■ What is required: Write the next part of the review text below about the picture book in which Rabbit shares a turnip, picking up right after its last sentence.

■ Document:
◆ ◆ ◆ ◆
Winter has arrived, but Rabbit has gotten lucky: he's found an extra turnip in the snowy field. Then it dawns on Rabbit that his friend Donkey may not be as fortunate, so he deposits the second turnip on her doorstep. Donkey, in turn, leaves the turnip for Goat, who delivers it to the home of Deer, who generously but unwittingly returns the vegetable to its original owner. Once again Rabbit knows the right thing to do: he brings all the animals together for a small winter feast. The artist's naif acrylic paintings, rendered in rich, saturated colors, are particularly effective in conveying both the winter chill and the effort involved in paying it forward; Rabbit and Goat push the prized turnip through the snow with their snouts or heads, while the other animals must navigate deep drifts to make their delivery. Shannon and Dronzek (previously paired for White Is for Blueberry) prove once again that they are likeminded talents, able to tackle a potentially treacly subject with understated earnestness and lyricism. Ages 3-7. (Nov.)

Copyright 2007 Reed Business Information
School Library Journal

PreS-K
This story of sharing and caring for one's neighbors begins as Rabbit goes out to collect food to sustain himself through the coming winter storm. He has some good fortune and decides to give an extra turnip to his friend Donkey. Donkey is away but when she returns home, she finds the turnip and, knowing she has enough to eat, she, too, passes it on. With each consecutive house, the gift is deemed more than enough and eventually makes its way back to Rabbit. He exclaims, "I don't know who to thank . . . .But I know just who to share it with!" This folktale, with versions found in many cultures, is well told and richly illustrated. The appealing acrylic art supports the simple text and enhance the story. This title also includes an author's note and Chinese calligraphy glossary. A terrific seasonal storyhour selection.
◆ ◆ ◆ ◆
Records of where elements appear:
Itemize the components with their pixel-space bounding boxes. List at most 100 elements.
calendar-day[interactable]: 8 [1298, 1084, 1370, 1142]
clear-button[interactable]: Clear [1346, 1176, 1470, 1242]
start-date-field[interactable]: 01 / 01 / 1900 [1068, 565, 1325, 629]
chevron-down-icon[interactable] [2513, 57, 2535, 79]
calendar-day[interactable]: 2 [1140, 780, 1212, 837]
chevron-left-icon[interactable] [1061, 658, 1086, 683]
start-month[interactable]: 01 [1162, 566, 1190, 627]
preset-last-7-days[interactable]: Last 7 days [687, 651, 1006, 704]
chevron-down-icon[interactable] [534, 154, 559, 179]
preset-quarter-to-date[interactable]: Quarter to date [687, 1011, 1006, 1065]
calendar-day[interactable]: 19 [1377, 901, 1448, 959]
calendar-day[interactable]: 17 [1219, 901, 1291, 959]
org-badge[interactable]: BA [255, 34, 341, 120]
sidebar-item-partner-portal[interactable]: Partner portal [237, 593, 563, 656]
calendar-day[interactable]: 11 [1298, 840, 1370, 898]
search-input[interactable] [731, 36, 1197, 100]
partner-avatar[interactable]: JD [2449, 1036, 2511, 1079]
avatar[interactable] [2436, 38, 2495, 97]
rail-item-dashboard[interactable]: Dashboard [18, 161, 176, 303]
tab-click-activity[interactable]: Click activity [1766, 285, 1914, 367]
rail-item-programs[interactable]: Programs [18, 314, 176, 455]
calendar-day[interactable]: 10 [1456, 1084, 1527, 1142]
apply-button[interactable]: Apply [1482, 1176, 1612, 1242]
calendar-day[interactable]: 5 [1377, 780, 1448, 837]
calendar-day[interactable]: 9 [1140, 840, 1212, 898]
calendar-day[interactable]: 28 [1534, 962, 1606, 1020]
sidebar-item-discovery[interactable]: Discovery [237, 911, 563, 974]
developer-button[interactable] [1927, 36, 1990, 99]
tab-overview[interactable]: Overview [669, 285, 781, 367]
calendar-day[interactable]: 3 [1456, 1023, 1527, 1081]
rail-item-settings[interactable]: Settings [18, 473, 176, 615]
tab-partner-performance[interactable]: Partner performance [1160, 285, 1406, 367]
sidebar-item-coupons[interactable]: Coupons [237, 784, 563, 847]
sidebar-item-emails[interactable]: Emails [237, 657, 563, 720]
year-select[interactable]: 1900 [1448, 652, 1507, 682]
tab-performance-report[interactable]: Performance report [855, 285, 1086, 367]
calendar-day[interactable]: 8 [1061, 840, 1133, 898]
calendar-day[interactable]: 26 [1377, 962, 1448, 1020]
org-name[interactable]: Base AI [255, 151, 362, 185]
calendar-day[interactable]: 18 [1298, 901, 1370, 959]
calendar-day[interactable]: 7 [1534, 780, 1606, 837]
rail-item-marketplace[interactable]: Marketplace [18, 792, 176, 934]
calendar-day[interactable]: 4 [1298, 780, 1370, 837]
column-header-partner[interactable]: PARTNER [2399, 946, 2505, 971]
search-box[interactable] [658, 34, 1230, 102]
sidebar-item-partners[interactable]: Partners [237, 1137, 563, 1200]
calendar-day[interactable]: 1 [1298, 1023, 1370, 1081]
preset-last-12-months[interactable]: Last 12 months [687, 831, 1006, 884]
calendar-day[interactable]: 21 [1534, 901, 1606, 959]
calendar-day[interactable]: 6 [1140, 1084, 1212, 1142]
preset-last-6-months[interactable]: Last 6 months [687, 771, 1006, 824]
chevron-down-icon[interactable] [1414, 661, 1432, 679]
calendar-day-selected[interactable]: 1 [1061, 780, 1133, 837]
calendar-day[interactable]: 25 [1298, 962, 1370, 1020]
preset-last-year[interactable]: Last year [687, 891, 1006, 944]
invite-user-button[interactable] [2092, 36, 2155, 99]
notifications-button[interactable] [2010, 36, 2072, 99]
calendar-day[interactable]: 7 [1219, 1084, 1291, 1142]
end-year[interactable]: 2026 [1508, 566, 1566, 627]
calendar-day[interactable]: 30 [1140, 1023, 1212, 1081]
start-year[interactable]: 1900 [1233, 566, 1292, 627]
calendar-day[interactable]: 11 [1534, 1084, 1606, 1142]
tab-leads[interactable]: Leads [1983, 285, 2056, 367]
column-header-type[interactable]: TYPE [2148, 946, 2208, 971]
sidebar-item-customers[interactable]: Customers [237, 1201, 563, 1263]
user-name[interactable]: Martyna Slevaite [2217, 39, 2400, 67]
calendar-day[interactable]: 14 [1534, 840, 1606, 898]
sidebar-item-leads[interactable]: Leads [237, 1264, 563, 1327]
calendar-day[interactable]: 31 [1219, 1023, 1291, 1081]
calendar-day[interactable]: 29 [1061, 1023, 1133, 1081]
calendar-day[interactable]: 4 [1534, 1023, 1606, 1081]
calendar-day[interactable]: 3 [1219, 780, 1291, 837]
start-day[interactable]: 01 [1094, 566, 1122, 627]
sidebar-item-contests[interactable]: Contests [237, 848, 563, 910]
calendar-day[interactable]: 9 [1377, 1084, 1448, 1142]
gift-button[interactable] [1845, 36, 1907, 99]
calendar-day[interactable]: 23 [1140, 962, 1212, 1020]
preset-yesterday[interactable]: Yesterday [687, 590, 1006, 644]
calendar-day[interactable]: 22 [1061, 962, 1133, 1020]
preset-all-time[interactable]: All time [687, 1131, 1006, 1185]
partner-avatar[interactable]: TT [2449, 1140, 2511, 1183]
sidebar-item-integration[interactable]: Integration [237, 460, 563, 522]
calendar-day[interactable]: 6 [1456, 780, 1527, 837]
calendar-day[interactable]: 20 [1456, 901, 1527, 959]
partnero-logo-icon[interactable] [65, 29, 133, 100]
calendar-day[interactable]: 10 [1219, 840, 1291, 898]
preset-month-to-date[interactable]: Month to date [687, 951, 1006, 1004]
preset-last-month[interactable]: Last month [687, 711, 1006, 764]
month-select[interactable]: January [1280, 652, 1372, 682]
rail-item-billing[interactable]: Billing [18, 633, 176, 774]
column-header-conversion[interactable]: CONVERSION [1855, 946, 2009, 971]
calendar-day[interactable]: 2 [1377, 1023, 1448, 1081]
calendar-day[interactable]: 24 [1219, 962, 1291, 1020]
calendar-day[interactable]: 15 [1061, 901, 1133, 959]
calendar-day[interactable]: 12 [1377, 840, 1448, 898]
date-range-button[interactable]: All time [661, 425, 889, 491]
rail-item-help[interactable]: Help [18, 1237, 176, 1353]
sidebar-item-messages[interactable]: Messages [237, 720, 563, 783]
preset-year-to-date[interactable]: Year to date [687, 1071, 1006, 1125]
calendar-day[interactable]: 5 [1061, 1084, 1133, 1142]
◆ ◆ ◆ ◆
■ Reply:
—G. Alyssa ParkinsonCopyright 2006 Reed Business Information.

Kirkus Reviews
Shannon takes an ancient folktale and shapes it into quite a nice little winter story. Though it's cold and snowy, Rabbit finds not one but two turnips. One is enough for him, so he rolls the other over to Donkey's house and leaves it outside the door for her. Donkey comes home with a potato, and concerned that Goat is always hungry, leaves the turnip for him. Goat has a cabbage, so brings the turnip to Deer; and she, satisfied with her carrot, leaves the turnip outside Rabbit's door. The next day, Rabbit shares the turnip all around. Dronzek makes a lovely border of turnips, with the Chinese ideograms for the names of the animals, as a leitmotif; her shapes are soft, rounded and sculptural and the snow is deep and soft. The animals have expressive faces and move the gift of the turnip around by pushing, butting and rolling. In a graceful author's note, Shannon traces what he can of the misty origins and multiple versions of this story. A low-key but lovely winter tale. (Picture book. 3-7)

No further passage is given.